**TASK DIRECTIONS**
Write out the entire listing below exactly, with the pictures left out.

Stored items:

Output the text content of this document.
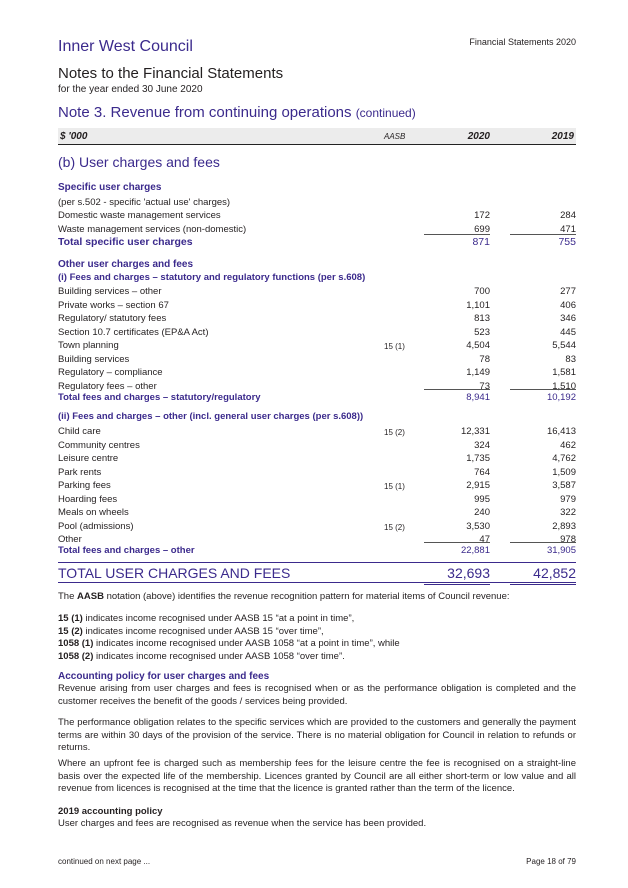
Inner West Council	Financial Statements 2020
Notes to the Financial Statements
for the year ended 30 June 2020
Note 3. Revenue from continuing operations (continued)
$ '000	AASB	2020	2019
(b) User charges and fees
Specific user charges
(per s.502 - specific 'actual use' charges)
Domestic waste management services	172	284
Waste management services (non-domestic)	699	471
Total specific user charges	871	755
Other user charges and fees
(i) Fees and charges – statutory and regulatory functions (per s.608)
Building services – other	700	277
Private works – section 67	1,101	406
Regulatory/ statutory fees	813	346
Section 10.7 certificates (EP&A Act)	523	445
Town planning	15 (1)	4,504	5,544
Building services	78	83
Regulatory – compliance	1,149	1,581
Regulatory fees – other	73	1,510
Total fees and charges – statutory/regulatory	8,941	10,192
(ii) Fees and charges – other (incl. general user charges (per s.608))
Child care	15 (2)	12,331	16,413
Community centres	324	462
Leisure centre	1,735	4,762
Park rents	764	1,509
Parking fees	15 (1)	2,915	3,587
Hoarding fees	995	979
Meals on wheels	240	322
Pool (admissions)	15 (2)	3,530	2,893
Other	47	978
Total fees and charges – other	22,881	31,905
TOTAL USER CHARGES AND FEES	32,693	42,852
The AASB notation (above) identifies the revenue recognition pattern for material items of Council revenue:
15 (1) indicates income recognised under AASB 15 “at a point in time”,
15 (2) indicates income recognised under AASB 15 “over time”,
1058 (1) indicates income recognised under AASB 1058 “at a point in time”, while
1058 (2) indicates income recognised under AASB 1058 “over time”.
Accounting policy for user charges and fees
Revenue arising from user charges and fees is recognised when or as the performance obligation is completed and the customer receives the benefit of the goods / services being provided.
The performance obligation relates to the specific services which are provided to the customers and generally the payment terms are within 30 days of the provision of the service. There is no material obligation for Council in relation to refunds or returns.
Where an upfront fee is charged such as membership fees for the leisure centre the fee is recognised on a straight-line basis over the expected life of the membership. Licences granted by Council are all either short-term or low value and all revenue from licences is recognised at the time that the licence is granted rather than the term of the licence.
2019 accounting policy
User charges and fees are recognised as revenue when the service has been provided.
continued on next page ...	Page 18 of 79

**COMPLETED TASK**
Output the text content of this document.
Inner West Council	Financial Statements 2020
Notes to the Financial Statements
for the year ended 30 June 2020
Note 3. Revenue from continuing operations (continued)
$ '000	AASB	2020	2019
(b) User charges and fees
Specific user charges
(per s.502 - specific 'actual use' charges)
Domestic waste management services	172	284
Waste management services (non-domestic)	699	471
Total specific user charges	871	755
Other user charges and fees
(i) Fees and charges – statutory and regulatory functions (per s.608)
Building services – other	700	277
Private works – section 67	1,101	406
Regulatory/ statutory fees	813	346
Section 10.7 certificates (EP&A Act)	523	445
Town planning	15 (1)	4,504	5,544
Building services	78	83
Regulatory – compliance	1,149	1,581
Regulatory fees – other	73	1,510
Total fees and charges – statutory/regulatory	8,941	10,192
(ii) Fees and charges – other (incl. general user charges (per s.608))
Child care	15 (2)	12,331	16,413
Community centres	324	462
Leisure centre	1,735	4,762
Park rents	764	1,509
Parking fees	15 (1)	2,915	3,587
Hoarding fees	995	979
Meals on wheels	240	322
Pool (admissions)	15 (2)	3,530	2,893
Other	47	978
Total fees and charges – other	22,881	31,905
TOTAL USER CHARGES AND FEES	32,693	42,852
The AASB notation (above) identifies the revenue recognition pattern for material items of Council revenue:
15 (1) indicates income recognised under AASB 15 “at a point in time”,
15 (2) indicates income recognised under AASB 15 “over time”,
1058 (1) indicates income recognised under AASB 1058 “at a point in time”, while
1058 (2) indicates income recognised under AASB 1058 “over time”.
Accounting policy for user charges and fees
Revenue arising from user charges and fees is recognised when or as the performance obligation is completed and the customer receives the benefit of the goods / services being provided.
The performance obligation relates to the specific services which are provided to the customers and generally the payment terms are within 30 days of the provision of the service. There is no material obligation for Council in relation to refunds or returns.
Where an upfront fee is charged such as membership fees for the leisure centre the fee is recognised on a straight-line basis over the expected life of the membership. Licences granted by Council are all either short-term or low value and all revenue from licences is recognised at the time that the licence is granted rather than the term of the licence.
2019 accounting policy
User charges and fees are recognised as revenue when the service has been provided.
continued on next page ...	Page 18 of 79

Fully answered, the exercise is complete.